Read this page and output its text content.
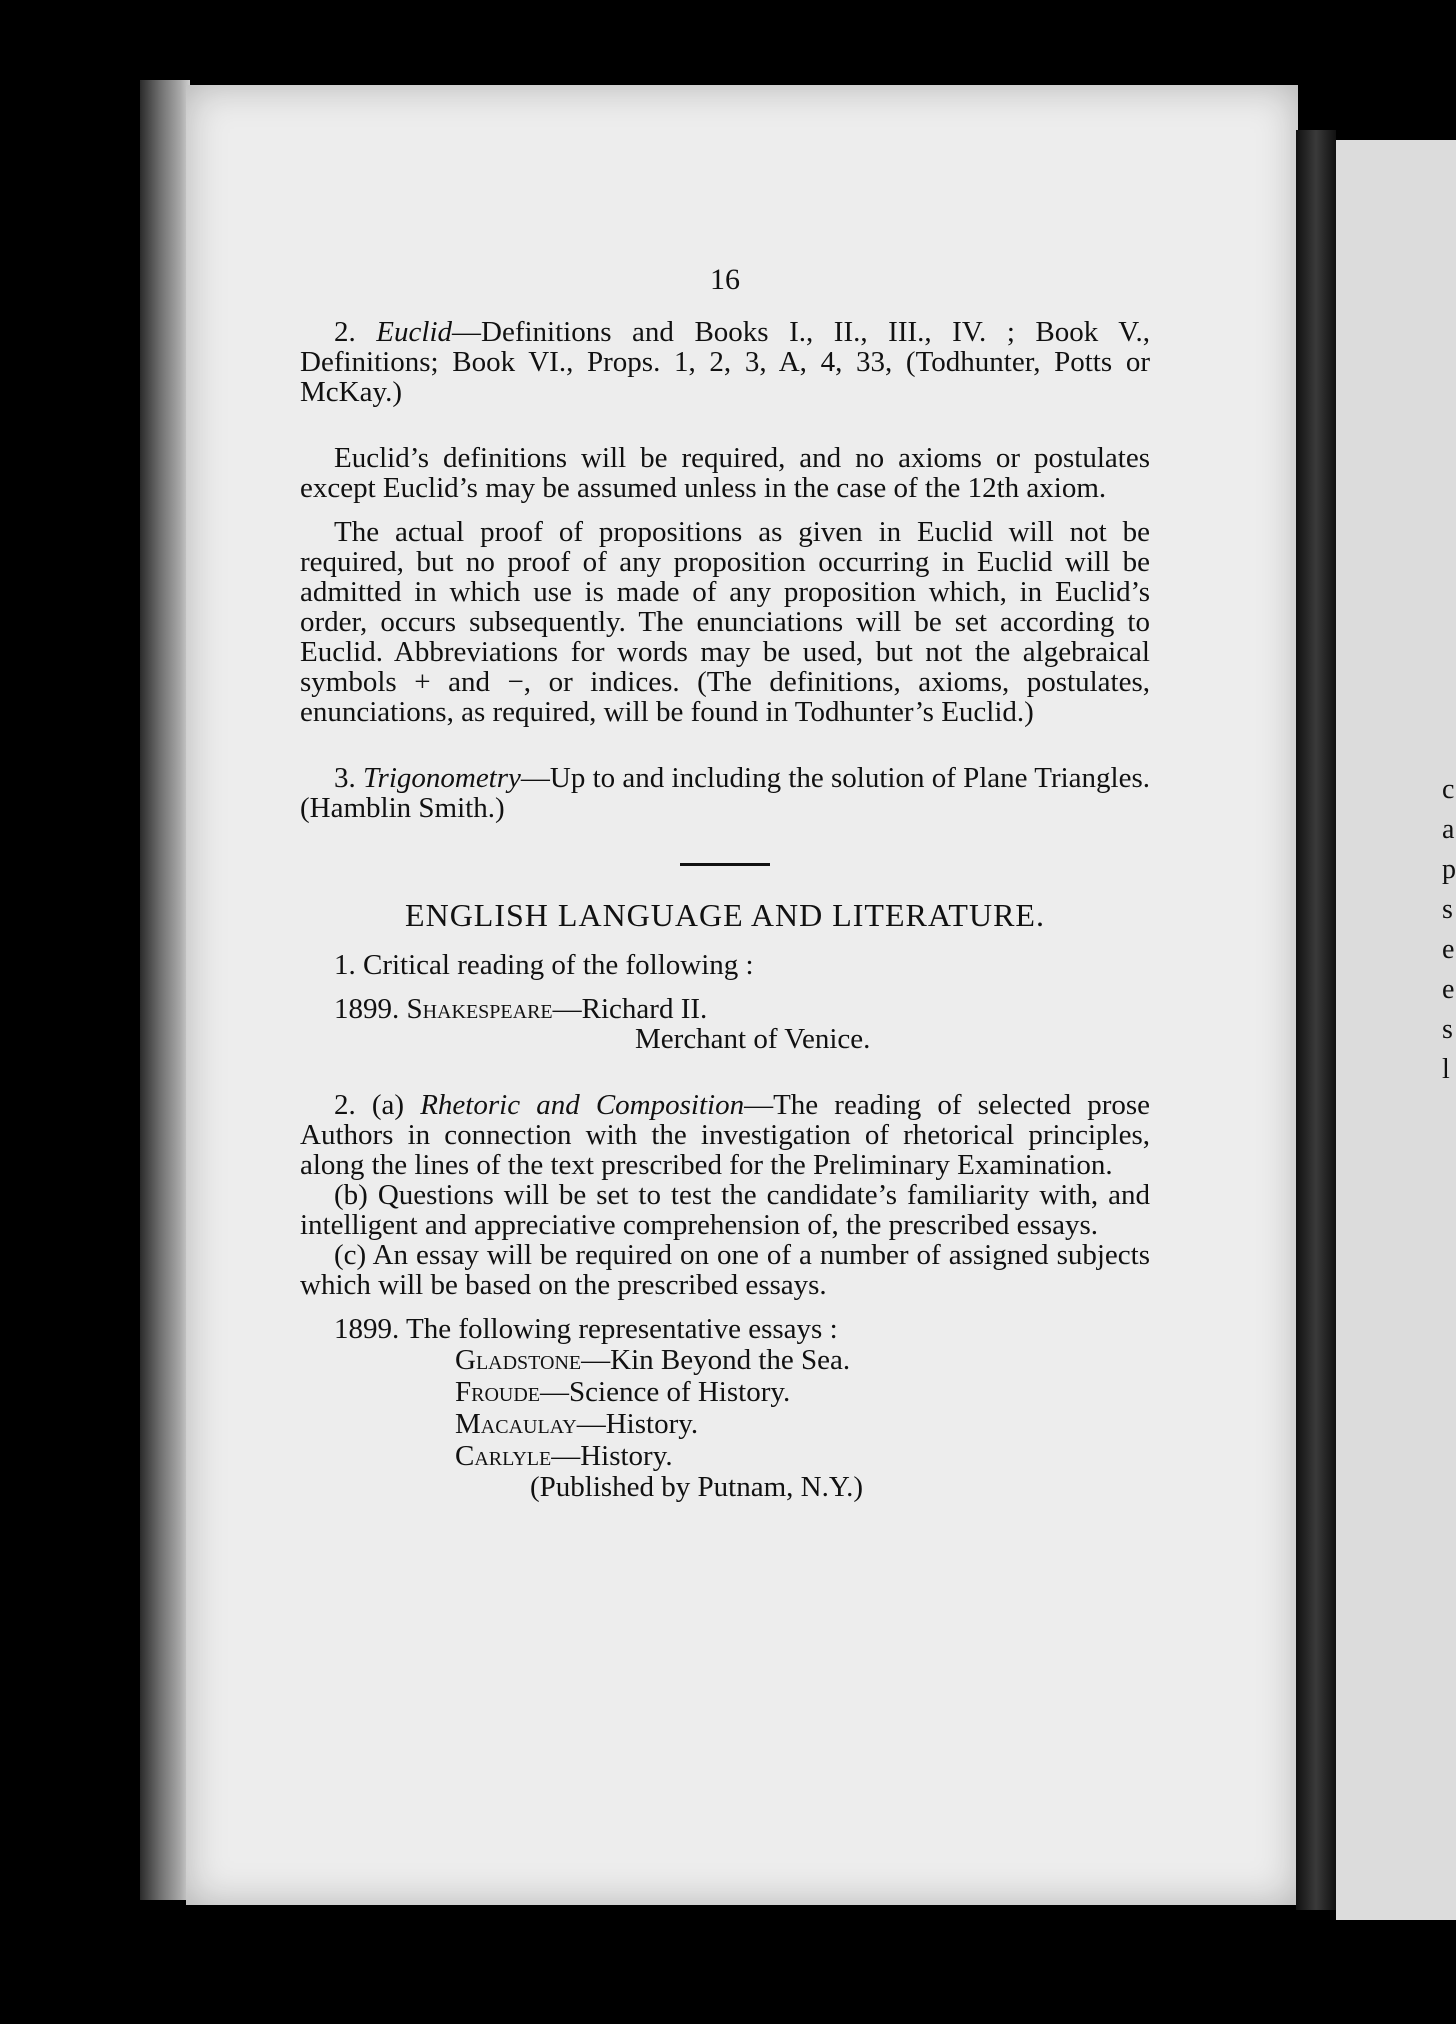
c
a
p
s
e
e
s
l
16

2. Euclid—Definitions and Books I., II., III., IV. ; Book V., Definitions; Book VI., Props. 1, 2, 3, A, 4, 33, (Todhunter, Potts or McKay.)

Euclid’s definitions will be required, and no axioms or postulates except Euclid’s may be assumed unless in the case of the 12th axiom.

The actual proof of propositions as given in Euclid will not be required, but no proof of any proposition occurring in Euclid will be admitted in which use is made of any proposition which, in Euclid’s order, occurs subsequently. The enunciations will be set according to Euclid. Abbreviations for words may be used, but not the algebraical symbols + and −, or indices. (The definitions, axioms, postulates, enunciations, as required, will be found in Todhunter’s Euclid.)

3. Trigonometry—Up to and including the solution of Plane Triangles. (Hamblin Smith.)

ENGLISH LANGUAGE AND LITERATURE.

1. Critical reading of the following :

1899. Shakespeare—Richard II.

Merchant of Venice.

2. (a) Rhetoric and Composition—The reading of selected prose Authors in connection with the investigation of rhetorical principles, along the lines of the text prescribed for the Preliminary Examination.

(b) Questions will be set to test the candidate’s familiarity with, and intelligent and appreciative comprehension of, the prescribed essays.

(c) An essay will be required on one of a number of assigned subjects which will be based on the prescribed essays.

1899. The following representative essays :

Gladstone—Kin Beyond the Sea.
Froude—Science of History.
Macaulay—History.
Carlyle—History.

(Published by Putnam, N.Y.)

....

[Exercise requirements] Nothing in the entries should change as you copy them, except that the pictures are left out.

[Solution to this exercise]
Read this page and output its text content.
c
a
p
s
e
e
s
l
16

2. Euclid—Definitions and Books I., II., III., IV. ; Book V., Definitions; Book VI., Props. 1, 2, 3, A, 4, 33, (Todhunter, Potts or McKay.)

Euclid’s definitions will be required, and no axioms or postulates except Euclid’s may be assumed unless in the case of the 12th axiom.

The actual proof of propositions as given in Euclid will not be required, but no proof of any proposition occurring in Euclid will be admitted in which use is made of any proposition which, in Euclid’s order, occurs subsequently. The enunciations will be set according to Euclid. Abbreviations for words may be used, but not the algebraical symbols + and −, or indices. (The definitions, axioms, postulates, enunciations, as required, will be found in Todhunter’s Euclid.)

3. Trigonometry—Up to and including the solution of Plane Triangles. (Hamblin Smith.)

ENGLISH LANGUAGE AND LITERATURE.

1. Critical reading of the following :

1899. Shakespeare—Richard II.

Merchant of Venice.

2. (a) Rhetoric and Composition—The reading of selected prose Authors in connection with the investigation of rhetorical principles, along the lines of the text prescribed for the Preliminary Examination.

(b) Questions will be set to test the candidate’s familiarity with, and intelligent and appreciative comprehension of, the prescribed essays.

(c) An essay will be required on one of a number of assigned subjects which will be based on the prescribed essays.

1899. The following representative essays :

Gladstone—Kin Beyond the Sea.
Froude—Science of History.
Macaulay—History.
Carlyle—History.

(Published by Putnam, N.Y.)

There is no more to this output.